Start

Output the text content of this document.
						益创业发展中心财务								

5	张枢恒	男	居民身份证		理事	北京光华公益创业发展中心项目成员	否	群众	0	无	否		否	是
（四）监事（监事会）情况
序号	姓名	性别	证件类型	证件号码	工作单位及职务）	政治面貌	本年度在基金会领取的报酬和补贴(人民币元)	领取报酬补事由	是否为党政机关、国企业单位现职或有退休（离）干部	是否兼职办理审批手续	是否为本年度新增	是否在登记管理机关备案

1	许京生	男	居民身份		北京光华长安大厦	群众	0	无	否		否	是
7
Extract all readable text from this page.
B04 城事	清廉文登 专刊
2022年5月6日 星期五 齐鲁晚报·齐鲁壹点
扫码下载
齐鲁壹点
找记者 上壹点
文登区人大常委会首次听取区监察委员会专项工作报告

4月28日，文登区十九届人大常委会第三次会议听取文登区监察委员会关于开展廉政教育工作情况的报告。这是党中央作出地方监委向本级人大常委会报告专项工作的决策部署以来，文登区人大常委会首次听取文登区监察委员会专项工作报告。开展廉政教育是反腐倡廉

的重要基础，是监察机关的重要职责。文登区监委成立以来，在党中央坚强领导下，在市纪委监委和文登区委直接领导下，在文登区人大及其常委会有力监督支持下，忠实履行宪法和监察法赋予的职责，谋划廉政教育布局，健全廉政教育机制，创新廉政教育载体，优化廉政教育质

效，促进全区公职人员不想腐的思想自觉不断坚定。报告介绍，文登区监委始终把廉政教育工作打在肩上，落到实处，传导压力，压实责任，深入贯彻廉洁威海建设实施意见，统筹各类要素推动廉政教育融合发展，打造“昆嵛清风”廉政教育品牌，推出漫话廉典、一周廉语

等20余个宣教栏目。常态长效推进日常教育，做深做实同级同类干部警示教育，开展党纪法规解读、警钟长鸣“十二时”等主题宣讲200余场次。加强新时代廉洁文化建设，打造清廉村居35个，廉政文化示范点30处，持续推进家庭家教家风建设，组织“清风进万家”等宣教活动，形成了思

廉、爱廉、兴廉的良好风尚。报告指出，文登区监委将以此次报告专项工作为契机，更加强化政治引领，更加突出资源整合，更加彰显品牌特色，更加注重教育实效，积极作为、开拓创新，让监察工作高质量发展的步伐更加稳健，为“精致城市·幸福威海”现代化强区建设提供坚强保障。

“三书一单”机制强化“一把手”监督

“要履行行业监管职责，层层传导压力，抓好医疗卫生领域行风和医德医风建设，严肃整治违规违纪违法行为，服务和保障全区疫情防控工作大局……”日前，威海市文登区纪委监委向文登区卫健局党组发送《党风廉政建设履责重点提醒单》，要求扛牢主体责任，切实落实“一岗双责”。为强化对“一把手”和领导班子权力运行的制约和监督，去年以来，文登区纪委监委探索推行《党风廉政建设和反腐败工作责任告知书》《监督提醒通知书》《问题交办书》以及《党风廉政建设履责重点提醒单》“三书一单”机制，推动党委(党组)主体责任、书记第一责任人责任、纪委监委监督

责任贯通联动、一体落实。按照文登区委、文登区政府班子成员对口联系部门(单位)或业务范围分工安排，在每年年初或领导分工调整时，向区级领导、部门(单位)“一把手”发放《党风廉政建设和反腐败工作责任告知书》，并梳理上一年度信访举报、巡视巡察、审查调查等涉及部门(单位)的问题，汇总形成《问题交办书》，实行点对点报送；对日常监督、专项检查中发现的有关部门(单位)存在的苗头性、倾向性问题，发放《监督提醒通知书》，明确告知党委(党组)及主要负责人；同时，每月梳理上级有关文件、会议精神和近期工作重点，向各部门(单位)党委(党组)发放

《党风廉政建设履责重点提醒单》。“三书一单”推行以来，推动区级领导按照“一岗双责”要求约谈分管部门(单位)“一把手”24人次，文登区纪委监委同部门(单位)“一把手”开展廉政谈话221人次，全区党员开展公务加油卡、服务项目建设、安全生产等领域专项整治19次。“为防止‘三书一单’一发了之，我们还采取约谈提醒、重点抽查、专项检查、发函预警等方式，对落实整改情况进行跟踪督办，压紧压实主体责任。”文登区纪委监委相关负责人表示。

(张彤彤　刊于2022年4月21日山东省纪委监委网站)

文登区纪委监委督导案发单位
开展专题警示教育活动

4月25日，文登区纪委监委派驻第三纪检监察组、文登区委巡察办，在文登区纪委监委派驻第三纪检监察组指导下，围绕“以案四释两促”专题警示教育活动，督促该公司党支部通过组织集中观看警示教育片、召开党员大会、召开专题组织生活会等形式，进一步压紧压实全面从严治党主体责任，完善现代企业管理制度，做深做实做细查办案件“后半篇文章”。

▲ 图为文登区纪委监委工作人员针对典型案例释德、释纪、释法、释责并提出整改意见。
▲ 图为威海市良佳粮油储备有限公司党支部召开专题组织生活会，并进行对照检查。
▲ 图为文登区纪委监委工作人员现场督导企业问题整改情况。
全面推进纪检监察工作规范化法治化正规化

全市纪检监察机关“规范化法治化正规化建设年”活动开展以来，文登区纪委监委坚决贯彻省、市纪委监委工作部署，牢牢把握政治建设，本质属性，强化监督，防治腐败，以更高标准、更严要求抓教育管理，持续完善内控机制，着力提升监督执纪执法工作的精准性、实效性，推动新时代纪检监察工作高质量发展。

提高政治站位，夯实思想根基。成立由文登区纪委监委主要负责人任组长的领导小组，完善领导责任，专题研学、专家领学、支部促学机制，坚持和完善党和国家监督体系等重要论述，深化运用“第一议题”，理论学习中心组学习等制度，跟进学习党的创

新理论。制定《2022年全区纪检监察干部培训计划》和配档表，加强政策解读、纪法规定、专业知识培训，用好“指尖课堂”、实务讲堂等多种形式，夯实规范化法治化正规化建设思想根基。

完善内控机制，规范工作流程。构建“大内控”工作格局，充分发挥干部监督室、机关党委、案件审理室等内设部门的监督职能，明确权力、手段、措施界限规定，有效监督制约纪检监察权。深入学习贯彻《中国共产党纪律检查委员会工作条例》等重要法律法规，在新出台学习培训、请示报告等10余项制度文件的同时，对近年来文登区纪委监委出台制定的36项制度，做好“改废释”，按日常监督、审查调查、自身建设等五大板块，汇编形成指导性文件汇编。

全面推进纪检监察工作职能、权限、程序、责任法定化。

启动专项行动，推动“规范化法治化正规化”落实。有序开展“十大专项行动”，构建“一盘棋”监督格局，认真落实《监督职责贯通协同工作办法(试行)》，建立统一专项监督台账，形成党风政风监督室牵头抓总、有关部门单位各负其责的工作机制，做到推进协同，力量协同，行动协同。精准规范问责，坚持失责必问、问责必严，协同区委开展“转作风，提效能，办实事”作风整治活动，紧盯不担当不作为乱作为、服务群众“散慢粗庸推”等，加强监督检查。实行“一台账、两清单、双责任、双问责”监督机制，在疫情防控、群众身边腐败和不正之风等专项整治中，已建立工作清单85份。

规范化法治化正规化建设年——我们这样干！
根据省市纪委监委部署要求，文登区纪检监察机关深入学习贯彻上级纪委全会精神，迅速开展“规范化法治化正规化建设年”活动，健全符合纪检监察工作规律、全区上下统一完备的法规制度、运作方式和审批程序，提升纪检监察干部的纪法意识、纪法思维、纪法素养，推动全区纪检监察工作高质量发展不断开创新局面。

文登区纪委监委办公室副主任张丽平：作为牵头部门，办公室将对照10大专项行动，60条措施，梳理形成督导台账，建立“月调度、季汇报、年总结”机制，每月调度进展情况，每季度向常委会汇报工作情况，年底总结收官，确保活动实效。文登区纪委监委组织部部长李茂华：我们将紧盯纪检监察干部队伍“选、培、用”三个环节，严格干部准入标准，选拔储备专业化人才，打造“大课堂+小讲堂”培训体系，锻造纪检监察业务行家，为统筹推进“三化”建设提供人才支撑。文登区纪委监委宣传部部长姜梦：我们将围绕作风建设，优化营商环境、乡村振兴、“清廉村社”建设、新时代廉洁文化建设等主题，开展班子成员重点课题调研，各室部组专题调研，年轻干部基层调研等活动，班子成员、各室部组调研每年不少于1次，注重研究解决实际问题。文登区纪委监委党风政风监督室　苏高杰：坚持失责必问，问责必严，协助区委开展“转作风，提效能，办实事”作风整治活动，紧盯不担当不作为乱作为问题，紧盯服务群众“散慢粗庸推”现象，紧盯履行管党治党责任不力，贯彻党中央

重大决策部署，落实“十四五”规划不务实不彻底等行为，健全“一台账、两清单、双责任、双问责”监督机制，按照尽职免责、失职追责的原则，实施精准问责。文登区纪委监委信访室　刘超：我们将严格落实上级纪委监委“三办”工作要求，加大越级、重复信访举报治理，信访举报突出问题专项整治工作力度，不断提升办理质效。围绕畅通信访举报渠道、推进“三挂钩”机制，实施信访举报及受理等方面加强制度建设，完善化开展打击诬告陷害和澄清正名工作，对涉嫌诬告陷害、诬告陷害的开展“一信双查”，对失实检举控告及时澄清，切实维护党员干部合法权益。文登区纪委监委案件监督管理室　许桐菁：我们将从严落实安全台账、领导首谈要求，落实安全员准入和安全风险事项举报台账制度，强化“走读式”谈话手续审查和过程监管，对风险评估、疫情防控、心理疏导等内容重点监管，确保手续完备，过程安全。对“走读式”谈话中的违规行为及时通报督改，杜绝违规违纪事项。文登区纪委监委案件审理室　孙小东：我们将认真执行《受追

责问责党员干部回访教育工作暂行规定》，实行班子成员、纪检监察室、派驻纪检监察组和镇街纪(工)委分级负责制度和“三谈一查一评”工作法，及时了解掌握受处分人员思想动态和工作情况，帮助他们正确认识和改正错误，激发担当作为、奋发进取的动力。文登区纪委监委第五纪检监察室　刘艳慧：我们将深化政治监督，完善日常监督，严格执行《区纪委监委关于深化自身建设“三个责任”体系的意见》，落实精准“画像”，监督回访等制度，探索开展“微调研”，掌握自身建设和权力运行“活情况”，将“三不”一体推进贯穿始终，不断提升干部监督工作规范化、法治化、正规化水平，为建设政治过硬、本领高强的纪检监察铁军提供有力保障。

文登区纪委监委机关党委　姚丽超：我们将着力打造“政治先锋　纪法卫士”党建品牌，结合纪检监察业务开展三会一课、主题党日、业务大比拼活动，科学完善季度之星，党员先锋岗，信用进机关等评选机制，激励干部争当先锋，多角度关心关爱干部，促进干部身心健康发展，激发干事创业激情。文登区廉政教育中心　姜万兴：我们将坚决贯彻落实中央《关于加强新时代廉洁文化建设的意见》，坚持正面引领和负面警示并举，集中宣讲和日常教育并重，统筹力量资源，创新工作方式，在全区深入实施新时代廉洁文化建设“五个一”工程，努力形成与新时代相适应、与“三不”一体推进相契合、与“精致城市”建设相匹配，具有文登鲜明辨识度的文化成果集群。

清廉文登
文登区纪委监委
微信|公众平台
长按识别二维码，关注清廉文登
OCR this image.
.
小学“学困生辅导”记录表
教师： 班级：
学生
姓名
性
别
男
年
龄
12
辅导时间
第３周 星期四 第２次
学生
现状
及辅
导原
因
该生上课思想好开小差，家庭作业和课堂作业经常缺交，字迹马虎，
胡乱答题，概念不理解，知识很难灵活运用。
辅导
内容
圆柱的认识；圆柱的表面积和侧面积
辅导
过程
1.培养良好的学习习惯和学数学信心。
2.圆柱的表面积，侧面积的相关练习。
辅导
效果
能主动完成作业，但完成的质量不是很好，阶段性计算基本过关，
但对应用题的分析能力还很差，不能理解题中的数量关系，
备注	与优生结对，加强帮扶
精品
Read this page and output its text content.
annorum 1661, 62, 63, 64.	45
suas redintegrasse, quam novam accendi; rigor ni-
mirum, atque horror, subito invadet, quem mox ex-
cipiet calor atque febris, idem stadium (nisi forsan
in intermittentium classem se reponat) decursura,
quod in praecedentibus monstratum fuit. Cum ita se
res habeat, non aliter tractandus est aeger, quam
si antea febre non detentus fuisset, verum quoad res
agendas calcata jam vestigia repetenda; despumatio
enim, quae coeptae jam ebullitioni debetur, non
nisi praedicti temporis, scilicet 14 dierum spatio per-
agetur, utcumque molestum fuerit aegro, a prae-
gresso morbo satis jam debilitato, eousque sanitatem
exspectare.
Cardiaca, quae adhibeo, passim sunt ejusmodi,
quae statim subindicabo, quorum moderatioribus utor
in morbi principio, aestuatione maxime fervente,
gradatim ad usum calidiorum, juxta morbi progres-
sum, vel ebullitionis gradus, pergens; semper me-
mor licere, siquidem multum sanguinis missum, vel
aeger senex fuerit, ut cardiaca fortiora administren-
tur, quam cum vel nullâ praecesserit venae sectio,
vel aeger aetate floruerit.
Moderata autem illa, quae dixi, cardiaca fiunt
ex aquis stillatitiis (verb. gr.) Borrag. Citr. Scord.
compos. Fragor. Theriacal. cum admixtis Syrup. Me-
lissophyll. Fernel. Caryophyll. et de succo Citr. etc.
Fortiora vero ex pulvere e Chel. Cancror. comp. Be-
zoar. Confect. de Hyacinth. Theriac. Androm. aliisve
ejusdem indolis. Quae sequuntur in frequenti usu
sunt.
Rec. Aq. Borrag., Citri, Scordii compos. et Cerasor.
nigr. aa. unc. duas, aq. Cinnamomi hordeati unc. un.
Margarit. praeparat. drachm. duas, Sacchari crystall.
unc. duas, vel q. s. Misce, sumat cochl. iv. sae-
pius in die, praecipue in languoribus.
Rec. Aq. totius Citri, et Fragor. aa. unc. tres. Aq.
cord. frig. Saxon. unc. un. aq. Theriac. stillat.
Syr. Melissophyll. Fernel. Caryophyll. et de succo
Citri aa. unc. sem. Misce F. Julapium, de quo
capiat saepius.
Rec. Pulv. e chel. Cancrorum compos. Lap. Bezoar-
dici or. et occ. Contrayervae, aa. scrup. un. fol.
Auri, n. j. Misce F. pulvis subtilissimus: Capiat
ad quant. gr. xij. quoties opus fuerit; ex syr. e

End

▸ TASK GOAL
Pull out every line of the entries that includes the word "Fernel".

▸ FULL SOLUTION
lissophyll. Fernel. Caryophyll. et de succo Citr. etc.
Syr. Melissophyll. Fernel. Caryophyll. et de succo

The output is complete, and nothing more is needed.